(Collected data)
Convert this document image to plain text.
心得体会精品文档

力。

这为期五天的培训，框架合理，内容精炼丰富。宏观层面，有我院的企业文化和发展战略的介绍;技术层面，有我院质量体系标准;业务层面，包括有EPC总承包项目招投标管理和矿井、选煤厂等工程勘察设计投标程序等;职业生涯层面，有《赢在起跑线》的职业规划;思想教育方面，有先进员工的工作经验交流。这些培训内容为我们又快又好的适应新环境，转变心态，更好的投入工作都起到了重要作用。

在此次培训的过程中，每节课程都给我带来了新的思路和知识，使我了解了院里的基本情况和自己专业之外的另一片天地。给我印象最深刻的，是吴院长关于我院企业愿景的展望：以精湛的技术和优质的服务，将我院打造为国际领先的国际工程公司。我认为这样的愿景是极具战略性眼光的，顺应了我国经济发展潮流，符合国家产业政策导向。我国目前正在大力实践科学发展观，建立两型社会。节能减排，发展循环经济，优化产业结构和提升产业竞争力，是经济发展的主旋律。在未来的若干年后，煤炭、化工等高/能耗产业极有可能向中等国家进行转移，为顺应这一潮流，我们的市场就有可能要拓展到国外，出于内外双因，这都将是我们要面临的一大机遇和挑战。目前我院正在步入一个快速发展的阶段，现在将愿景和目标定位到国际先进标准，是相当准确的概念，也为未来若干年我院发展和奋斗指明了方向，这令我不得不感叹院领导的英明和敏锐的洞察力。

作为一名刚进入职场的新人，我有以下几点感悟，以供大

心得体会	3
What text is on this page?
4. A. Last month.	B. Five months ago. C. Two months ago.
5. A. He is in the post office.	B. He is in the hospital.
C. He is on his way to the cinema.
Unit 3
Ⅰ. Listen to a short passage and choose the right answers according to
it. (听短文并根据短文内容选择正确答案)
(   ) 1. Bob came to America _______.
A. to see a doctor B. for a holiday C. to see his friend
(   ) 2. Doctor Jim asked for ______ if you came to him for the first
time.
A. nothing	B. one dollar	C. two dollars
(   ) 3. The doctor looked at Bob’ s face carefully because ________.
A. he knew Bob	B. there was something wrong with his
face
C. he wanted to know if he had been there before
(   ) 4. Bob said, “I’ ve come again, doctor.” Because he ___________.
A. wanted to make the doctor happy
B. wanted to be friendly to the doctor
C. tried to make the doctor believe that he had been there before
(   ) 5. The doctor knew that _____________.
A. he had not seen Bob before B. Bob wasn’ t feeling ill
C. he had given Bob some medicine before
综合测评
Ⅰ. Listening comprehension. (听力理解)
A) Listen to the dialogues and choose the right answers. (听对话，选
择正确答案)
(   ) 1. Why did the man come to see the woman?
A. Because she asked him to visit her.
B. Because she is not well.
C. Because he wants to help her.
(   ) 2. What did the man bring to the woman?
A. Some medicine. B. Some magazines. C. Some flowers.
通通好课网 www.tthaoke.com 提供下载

→ **Task to complete**: Every record shown above must be echoed exactly.

→ **Task result**:
Convert this document image to plain text.
心得体会精品文档

力。

这为期五天的培训，框架合理，内容精炼丰富。宏观层面，有我院的企业文化和发展战略的介绍;技术层面，有我院质量体系标准;业务层面，包括有EPC总承包项目招投标管理和矿井、选煤厂等工程勘察设计投标程序等;职业生涯层面，有《赢在起跑线》的职业规划;思想教育方面，有先进员工的工作经验交流。这些培训内容为我们又快又好的适应新环境，转变心态，更好的投入工作都起到了重要作用。

在此次培训的过程中，每节课程都给我带来了新的思路和知识，使我了解了院里的基本情况和自己专业之外的另一片天地。给我印象最深刻的，是吴院长关于我院企业愿景的展望：以精湛的技术和优质的服务，将我院打造为国际领先的国际工程公司。我认为这样的愿景是极具战略性眼光的，顺应了我国经济发展潮流，符合国家产业政策导向。我国目前正在大力实践科学发展观，建立两型社会。节能减排，发展循环经济，优化产业结构和提升产业竞争力，是经济发展的主旋律。在未来的若干年后，煤炭、化工等高/能耗产业极有可能向中等国家进行转移，为顺应这一潮流，我们的市场就有可能要拓展到国外，出于内外双因，这都将是我们要面临的一大机遇和挑战。目前我院正在步入一个快速发展的阶段，现在将愿景和目标定位到国际先进标准，是相当准确的概念，也为未来若干年我院发展和奋斗指明了方向，这令我不得不感叹院领导的英明和敏锐的洞察力。

作为一名刚进入职场的新人，我有以下几点感悟，以供大

心得体会	3
What text is on this page?
4. A. Last month.	B. Five months ago. C. Two months ago.
5. A. He is in the post office.	B. He is in the hospital.
C. He is on his way to the cinema.
Unit 3
Ⅰ. Listen to a short passage and choose the right answers according to
it. (听短文并根据短文内容选择正确答案)
(   ) 1. Bob came to America _______.
A. to see a doctor B. for a holiday C. to see his friend
(   ) 2. Doctor Jim asked for ______ if you came to him for the first
time.
A. nothing	B. one dollar	C. two dollars
(   ) 3. The doctor looked at Bob’ s face carefully because ________.
A. he knew Bob	B. there was something wrong with his
face
C. he wanted to know if he had been there before
(   ) 4. Bob said, “I’ ve come again, doctor.” Because he ___________.
A. wanted to make the doctor happy
B. wanted to be friendly to the doctor
C. tried to make the doctor believe that he had been there before
(   ) 5. The doctor knew that _____________.
A. he had not seen Bob before B. Bob wasn’ t feeling ill
C. he had given Bob some medicine before
综合测评
Ⅰ. Listening comprehension. (听力理解)
A) Listen to the dialogues and choose the right answers. (听对话，选
择正确答案)
(   ) 1. Why did the man come to see the woman?
A. Because she asked him to visit her.
B. Because she is not well.
C. Because he wants to help her.
(   ) 2. What did the man bring to the woman?
A. Some medicine. B. Some magazines. C. Some flowers.
通通好课网 www.tthaoke.com 提供下载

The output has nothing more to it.